** BEGIN Task material **

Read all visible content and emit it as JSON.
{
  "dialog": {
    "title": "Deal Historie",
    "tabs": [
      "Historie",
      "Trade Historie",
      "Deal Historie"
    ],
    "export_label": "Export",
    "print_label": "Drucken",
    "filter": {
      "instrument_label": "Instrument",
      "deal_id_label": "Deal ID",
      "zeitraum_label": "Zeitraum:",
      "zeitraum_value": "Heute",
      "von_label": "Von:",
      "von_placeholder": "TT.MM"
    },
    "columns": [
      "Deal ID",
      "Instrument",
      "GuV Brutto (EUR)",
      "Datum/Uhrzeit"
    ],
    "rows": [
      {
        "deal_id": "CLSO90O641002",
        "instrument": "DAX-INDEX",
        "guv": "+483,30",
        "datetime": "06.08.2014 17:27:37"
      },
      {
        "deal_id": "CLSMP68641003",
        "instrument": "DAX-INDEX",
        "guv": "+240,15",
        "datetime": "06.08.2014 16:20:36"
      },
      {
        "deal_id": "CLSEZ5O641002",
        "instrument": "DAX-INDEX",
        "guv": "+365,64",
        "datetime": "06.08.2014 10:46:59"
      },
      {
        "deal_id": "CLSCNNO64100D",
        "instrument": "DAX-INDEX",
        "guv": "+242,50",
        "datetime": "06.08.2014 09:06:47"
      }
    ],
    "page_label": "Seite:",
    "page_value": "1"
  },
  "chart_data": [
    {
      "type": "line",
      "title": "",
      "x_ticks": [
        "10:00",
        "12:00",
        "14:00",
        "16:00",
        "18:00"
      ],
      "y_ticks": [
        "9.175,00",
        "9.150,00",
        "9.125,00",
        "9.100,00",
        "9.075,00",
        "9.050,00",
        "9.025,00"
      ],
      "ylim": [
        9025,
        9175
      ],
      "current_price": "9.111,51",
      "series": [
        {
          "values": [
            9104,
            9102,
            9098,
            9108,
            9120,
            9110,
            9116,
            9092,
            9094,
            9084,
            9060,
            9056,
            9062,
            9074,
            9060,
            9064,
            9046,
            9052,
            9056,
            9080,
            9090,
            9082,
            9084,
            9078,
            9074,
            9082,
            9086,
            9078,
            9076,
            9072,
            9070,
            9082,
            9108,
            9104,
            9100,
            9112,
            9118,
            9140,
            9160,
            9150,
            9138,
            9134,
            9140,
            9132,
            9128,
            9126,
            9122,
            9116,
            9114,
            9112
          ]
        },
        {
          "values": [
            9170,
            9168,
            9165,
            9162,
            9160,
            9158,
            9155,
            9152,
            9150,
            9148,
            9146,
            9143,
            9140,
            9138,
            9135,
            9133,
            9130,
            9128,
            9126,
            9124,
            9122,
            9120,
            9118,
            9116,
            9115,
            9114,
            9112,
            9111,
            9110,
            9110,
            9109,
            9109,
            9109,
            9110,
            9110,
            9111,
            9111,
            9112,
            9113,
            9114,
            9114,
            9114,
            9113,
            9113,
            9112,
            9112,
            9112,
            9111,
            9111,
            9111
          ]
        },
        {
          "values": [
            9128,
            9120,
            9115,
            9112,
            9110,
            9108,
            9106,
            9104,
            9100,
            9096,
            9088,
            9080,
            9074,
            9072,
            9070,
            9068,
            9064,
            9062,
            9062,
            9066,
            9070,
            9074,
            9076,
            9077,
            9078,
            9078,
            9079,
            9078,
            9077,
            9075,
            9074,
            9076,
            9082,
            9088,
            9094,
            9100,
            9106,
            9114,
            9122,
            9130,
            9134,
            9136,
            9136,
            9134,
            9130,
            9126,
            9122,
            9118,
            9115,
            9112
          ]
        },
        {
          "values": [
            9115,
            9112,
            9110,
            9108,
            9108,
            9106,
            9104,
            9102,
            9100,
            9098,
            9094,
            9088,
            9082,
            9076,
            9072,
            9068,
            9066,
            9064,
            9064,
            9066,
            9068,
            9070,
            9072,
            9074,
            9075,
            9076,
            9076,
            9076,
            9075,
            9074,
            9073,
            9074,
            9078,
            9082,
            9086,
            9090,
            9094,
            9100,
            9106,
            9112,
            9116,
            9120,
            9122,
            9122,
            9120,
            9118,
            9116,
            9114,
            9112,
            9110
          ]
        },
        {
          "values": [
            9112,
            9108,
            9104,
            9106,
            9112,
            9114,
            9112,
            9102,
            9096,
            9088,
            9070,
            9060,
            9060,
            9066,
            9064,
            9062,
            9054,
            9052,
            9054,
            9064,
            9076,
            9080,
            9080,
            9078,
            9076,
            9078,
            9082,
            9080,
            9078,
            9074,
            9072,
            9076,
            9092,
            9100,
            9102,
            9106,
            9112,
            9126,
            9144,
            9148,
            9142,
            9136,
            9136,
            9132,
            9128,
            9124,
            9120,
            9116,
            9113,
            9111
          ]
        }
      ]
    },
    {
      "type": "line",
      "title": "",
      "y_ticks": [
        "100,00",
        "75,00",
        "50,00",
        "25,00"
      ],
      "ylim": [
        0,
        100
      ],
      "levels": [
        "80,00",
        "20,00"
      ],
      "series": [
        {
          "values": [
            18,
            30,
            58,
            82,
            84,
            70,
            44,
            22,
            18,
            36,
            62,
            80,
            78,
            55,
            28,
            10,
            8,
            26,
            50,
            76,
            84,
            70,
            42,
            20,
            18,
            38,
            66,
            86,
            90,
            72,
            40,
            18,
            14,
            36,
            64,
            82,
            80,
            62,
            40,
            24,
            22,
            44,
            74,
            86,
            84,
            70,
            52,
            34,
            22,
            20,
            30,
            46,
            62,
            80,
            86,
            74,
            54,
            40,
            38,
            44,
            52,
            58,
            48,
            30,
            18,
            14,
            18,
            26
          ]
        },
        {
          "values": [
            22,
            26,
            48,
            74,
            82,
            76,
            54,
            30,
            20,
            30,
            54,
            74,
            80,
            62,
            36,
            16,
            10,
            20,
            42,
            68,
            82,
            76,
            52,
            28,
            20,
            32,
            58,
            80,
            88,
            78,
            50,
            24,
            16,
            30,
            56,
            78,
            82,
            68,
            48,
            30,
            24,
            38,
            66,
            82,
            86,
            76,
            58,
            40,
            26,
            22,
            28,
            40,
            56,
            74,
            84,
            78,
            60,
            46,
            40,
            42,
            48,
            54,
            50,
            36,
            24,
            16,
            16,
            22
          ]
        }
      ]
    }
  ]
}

** END Task material **

→ Do this
Write out every entry again exactly, please, with nothing missing.

→ Answer to the problem
Read all visible content and emit it as JSON.
{
  "dialog": {
    "title": "Deal Historie",
    "tabs": [
      "Historie",
      "Trade Historie",
      "Deal Historie"
    ],
    "export_label": "Export",
    "print_label": "Drucken",
    "filter": {
      "instrument_label": "Instrument",
      "deal_id_label": "Deal ID",
      "zeitraum_label": "Zeitraum:",
      "zeitraum_value": "Heute",
      "von_label": "Von:",
      "von_placeholder": "TT.MM"
    },
    "columns": [
      "Deal ID",
      "Instrument",
      "GuV Brutto (EUR)",
      "Datum/Uhrzeit"
    ],
    "rows": [
      {
        "deal_id": "CLSO90O641002",
        "instrument": "DAX-INDEX",
        "guv": "+483,30",
        "datetime": "06.08.2014 17:27:37"
      },
      {
        "deal_id": "CLSMP68641003",
        "instrument": "DAX-INDEX",
        "guv": "+240,15",
        "datetime": "06.08.2014 16:20:36"
      },
      {
        "deal_id": "CLSEZ5O641002",
        "instrument": "DAX-INDEX",
        "guv": "+365,64",
        "datetime": "06.08.2014 10:46:59"
      },
      {
        "deal_id": "CLSCNNO64100D",
        "instrument": "DAX-INDEX",
        "guv": "+242,50",
        "datetime": "06.08.2014 09:06:47"
      }
    ],
    "page_label": "Seite:",
    "page_value": "1"
  },
  "chart_data": [
    {
      "type": "line",
      "title": "",
      "x_ticks": [
        "10:00",
        "12:00",
        "14:00",
        "16:00",
        "18:00"
      ],
      "y_ticks": [
        "9.175,00",
        "9.150,00",
        "9.125,00",
        "9.100,00",
        "9.075,00",
        "9.050,00",
        "9.025,00"
      ],
      "ylim": [
        9025,
        9175
      ],
      "current_price": "9.111,51",
      "series": [
        {
          "values": [
            9104,
            9102,
            9098,
            9108,
            9120,
            9110,
            9116,
            9092,
            9094,
            9084,
            9060,
            9056,
            9062,
            9074,
            9060,
            9064,
            9046,
            9052,
            9056,
            9080,
            9090,
            9082,
            9084,
            9078,
            9074,
            9082,
            9086,
            9078,
            9076,
            9072,
            9070,
            9082,
            9108,
            9104,
            9100,
            9112,
            9118,
            9140,
            9160,
            9150,
            9138,
            9134,
            9140,
            9132,
            9128,
            9126,
            9122,
            9116,
            9114,
            9112
          ]
        },
        {
          "values": [
            9170,
            9168,
            9165,
            9162,
            9160,
            9158,
            9155,
            9152,
            9150,
            9148,
            9146,
            9143,
            9140,
            9138,
            9135,
            9133,
            9130,
            9128,
            9126,
            9124,
            9122,
            9120,
            9118,
            9116,
            9115,
            9114,
            9112,
            9111,
            9110,
            9110,
            9109,
            9109,
            9109,
            9110,
            9110,
            9111,
            9111,
            9112,
            9113,
            9114,
            9114,
            9114,
            9113,
            9113,
            9112,
            9112,
            9112,
            9111,
            9111,
            9111
          ]
        },
        {
          "values": [
            9128,
            9120,
            9115,
            9112,
            9110,
            9108,
            9106,
            9104,
            9100,
            9096,
            9088,
            9080,
            9074,
            9072,
            9070,
            9068,
            9064,
            9062,
            9062,
            9066,
            9070,
            9074,
            9076,
            9077,
            9078,
            9078,
            9079,
            9078,
            9077,
            9075,
            9074,
            9076,
            9082,
            9088,
            9094,
            9100,
            9106,
            9114,
            9122,
            9130,
            9134,
            9136,
            9136,
            9134,
            9130,
            9126,
            9122,
            9118,
            9115,
            9112
          ]
        },
        {
          "values": [
            9115,
            9112,
            9110,
            9108,
            9108,
            9106,
            9104,
            9102,
            9100,
            9098,
            9094,
            9088,
            9082,
            9076,
            9072,
            9068,
            9066,
            9064,
            9064,
            9066,
            9068,
            9070,
            9072,
            9074,
            9075,
            9076,
            9076,
            9076,
            9075,
            9074,
            9073,
            9074,
            9078,
            9082,
            9086,
            9090,
            9094,
            9100,
            9106,
            9112,
            9116,
            9120,
            9122,
            9122,
            9120,
            9118,
            9116,
            9114,
            9112,
            9110
          ]
        },
        {
          "values": [
            9112,
            9108,
            9104,
            9106,
            9112,
            9114,
            9112,
            9102,
            9096,
            9088,
            9070,
            9060,
            9060,
            9066,
            9064,
            9062,
            9054,
            9052,
            9054,
            9064,
            9076,
            9080,
            9080,
            9078,
            9076,
            9078,
            9082,
            9080,
            9078,
            9074,
            9072,
            9076,
            9092,
            9100,
            9102,
            9106,
            9112,
            9126,
            9144,
            9148,
            9142,
            9136,
            9136,
            9132,
            9128,
            9124,
            9120,
            9116,
            9113,
            9111
          ]
        }
      ]
    },
    {
      "type": "line",
      "title": "",
      "y_ticks": [
        "100,00",
        "75,00",
        "50,00",
        "25,00"
      ],
      "ylim": [
        0,
        100
      ],
      "levels": [
        "80,00",
        "20,00"
      ],
      "series": [
        {
          "values": [
            18,
            30,
            58,
            82,
            84,
            70,
            44,
            22,
            18,
            36,
            62,
            80,
            78,
            55,
            28,
            10,
            8,
            26,
            50,
            76,
            84,
            70,
            42,
            20,
            18,
            38,
            66,
            86,
            90,
            72,
            40,
            18,
            14,
            36,
            64,
            82,
            80,
            62,
            40,
            24,
            22,
            44,
            74,
            86,
            84,
            70,
            52,
            34,
            22,
            20,
            30,
            46,
            62,
            80,
            86,
            74,
            54,
            40,
            38,
            44,
            52,
            58,
            48,
            30,
            18,
            14,
            18,
            26
          ]
        },
        {
          "values": [
            22,
            26,
            48,
            74,
            82,
            76,
            54,
            30,
            20,
            30,
            54,
            74,
            80,
            62,
            36,
            16,
            10,
            20,
            42,
            68,
            82,
            76,
            52,
            28,
            20,
            32,
            58,
            80,
            88,
            78,
            50,
            24,
            16,
            30,
            56,
            78,
            82,
            68,
            48,
            30,
            24,
            38,
            66,
            82,
            86,
            76,
            58,
            40,
            26,
            22,
            28,
            40,
            56,
            74,
            84,
            78,
            60,
            46,
            40,
            42,
            48,
            54,
            50,
            36,
            24,
            16,
            16,
            22
          ]
        }
      ]
    }
  ]
}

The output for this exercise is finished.